---------- GIVEN RECORDS
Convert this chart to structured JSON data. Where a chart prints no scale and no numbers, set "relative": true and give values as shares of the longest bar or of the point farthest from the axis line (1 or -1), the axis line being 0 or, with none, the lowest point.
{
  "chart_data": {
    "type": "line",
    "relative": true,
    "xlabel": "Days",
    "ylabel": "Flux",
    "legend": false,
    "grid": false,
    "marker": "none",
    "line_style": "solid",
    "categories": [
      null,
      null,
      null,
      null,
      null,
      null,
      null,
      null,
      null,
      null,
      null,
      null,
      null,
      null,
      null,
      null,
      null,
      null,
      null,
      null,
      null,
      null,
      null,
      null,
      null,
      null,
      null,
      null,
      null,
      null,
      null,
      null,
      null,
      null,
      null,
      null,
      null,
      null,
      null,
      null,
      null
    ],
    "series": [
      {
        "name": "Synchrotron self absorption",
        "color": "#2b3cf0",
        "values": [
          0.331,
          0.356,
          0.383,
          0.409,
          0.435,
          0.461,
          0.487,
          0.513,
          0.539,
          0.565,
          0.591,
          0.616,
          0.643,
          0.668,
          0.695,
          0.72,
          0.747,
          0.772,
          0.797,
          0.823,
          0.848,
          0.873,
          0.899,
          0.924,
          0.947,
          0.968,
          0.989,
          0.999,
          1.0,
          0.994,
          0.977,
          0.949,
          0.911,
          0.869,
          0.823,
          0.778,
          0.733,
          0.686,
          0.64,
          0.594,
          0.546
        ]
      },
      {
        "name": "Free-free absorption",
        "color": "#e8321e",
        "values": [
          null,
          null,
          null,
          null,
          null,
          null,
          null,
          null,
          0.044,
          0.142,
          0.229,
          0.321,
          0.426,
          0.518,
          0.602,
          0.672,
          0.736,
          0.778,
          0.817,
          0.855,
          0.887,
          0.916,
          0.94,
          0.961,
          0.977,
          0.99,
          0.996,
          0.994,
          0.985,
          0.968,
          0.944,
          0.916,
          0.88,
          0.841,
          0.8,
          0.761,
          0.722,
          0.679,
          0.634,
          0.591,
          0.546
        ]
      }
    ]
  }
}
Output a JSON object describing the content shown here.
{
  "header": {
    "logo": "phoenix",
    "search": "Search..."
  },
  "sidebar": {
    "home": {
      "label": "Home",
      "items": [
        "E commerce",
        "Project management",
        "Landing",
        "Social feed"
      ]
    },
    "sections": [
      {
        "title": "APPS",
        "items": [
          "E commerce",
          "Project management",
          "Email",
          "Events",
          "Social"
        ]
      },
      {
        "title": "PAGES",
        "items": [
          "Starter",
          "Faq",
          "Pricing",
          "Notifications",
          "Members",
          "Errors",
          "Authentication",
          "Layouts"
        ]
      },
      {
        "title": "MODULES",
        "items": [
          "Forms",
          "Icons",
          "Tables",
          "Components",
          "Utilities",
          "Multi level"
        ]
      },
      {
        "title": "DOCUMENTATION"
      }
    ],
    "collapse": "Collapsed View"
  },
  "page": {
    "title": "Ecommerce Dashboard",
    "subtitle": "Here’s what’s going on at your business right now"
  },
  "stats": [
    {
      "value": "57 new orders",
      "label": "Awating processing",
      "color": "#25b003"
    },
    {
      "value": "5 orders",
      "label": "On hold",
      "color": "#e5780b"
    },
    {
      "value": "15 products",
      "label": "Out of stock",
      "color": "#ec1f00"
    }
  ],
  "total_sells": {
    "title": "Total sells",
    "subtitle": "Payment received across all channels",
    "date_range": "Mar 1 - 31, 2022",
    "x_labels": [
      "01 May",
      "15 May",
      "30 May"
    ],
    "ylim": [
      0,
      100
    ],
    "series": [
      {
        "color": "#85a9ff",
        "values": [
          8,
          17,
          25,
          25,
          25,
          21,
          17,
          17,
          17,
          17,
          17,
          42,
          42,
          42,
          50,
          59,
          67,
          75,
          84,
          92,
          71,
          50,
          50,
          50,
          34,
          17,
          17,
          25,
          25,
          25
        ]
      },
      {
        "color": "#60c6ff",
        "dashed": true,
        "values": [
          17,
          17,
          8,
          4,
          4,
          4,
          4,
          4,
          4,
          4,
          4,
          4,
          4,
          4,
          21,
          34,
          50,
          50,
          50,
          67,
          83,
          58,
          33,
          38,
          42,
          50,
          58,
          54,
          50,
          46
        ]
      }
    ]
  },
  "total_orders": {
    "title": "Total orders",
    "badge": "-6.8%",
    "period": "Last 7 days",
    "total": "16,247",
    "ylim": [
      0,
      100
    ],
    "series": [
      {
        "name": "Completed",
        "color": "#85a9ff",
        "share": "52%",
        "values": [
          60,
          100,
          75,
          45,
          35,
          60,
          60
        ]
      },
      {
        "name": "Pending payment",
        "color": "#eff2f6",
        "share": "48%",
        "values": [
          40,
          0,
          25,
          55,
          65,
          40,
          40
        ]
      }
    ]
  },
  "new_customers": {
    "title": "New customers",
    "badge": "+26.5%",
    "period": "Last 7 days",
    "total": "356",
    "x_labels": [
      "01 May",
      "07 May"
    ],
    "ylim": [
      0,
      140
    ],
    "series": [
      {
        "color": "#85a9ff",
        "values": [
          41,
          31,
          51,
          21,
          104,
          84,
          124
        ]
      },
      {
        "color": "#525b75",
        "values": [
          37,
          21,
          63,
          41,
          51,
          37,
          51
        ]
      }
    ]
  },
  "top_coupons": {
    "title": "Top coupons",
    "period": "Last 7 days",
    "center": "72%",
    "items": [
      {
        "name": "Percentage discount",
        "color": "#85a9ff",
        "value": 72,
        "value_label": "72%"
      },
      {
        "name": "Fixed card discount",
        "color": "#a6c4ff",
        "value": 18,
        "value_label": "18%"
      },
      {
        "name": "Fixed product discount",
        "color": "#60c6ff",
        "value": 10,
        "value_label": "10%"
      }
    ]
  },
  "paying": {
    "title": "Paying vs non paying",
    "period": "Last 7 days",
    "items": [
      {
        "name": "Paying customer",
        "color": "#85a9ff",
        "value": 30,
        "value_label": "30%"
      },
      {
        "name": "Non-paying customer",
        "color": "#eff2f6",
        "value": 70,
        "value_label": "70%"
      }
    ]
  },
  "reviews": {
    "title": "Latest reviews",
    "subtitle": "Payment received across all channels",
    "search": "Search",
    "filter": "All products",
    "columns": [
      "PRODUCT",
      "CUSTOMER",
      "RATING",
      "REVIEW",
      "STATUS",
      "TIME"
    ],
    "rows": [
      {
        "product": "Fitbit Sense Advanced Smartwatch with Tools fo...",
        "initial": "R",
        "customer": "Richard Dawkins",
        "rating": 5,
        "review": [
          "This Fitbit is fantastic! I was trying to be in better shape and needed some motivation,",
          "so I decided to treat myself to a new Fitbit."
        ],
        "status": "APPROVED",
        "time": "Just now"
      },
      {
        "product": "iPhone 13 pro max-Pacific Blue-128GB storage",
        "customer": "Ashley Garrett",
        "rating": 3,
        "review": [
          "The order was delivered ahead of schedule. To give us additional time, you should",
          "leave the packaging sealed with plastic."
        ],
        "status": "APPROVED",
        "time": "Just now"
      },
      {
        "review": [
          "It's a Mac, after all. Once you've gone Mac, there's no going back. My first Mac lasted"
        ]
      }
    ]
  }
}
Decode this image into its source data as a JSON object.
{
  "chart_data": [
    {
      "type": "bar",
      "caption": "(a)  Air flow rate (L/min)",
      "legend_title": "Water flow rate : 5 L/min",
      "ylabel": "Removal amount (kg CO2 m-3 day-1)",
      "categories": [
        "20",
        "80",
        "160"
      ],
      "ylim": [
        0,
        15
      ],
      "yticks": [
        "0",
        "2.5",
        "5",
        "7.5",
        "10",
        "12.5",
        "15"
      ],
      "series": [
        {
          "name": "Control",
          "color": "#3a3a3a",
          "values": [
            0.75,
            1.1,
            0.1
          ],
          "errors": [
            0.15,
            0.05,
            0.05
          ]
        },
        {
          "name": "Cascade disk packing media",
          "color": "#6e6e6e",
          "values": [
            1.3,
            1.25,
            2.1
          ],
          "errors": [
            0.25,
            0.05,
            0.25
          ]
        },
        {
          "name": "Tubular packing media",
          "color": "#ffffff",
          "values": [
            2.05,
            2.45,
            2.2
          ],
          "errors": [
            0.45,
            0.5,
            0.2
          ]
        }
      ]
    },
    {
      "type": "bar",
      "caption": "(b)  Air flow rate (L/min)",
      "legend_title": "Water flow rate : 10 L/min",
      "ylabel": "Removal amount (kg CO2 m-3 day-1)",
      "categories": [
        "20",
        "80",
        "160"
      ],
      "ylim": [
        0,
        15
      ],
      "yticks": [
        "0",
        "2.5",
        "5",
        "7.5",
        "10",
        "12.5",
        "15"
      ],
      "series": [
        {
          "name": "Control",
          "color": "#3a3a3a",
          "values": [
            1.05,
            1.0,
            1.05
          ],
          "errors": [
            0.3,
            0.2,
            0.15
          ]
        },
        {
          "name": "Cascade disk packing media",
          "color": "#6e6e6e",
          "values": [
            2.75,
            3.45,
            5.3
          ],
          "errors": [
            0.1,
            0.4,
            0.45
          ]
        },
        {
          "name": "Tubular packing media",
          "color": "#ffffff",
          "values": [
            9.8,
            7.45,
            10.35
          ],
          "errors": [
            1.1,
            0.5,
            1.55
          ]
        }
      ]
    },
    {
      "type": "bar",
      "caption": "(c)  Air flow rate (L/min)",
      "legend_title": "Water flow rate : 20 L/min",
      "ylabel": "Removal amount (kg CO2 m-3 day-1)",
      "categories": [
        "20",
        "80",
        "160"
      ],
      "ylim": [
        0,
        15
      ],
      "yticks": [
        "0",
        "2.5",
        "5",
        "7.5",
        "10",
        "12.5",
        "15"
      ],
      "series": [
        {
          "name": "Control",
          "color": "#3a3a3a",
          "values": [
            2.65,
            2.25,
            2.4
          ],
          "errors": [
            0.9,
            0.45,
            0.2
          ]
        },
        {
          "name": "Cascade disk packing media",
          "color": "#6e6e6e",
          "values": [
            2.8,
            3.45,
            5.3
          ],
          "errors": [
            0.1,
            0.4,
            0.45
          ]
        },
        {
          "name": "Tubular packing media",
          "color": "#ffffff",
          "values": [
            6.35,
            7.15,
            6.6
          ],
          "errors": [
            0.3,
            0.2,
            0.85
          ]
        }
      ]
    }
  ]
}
--------------------
PROMPT:
Extract all lines containing the word "caption".

SOLUTION:
      "caption": "(a)  Air flow rate (L/min)",
      "caption": "(b)  Air flow rate (L/min)",
      "caption": "(c)  Air flow rate (L/min)",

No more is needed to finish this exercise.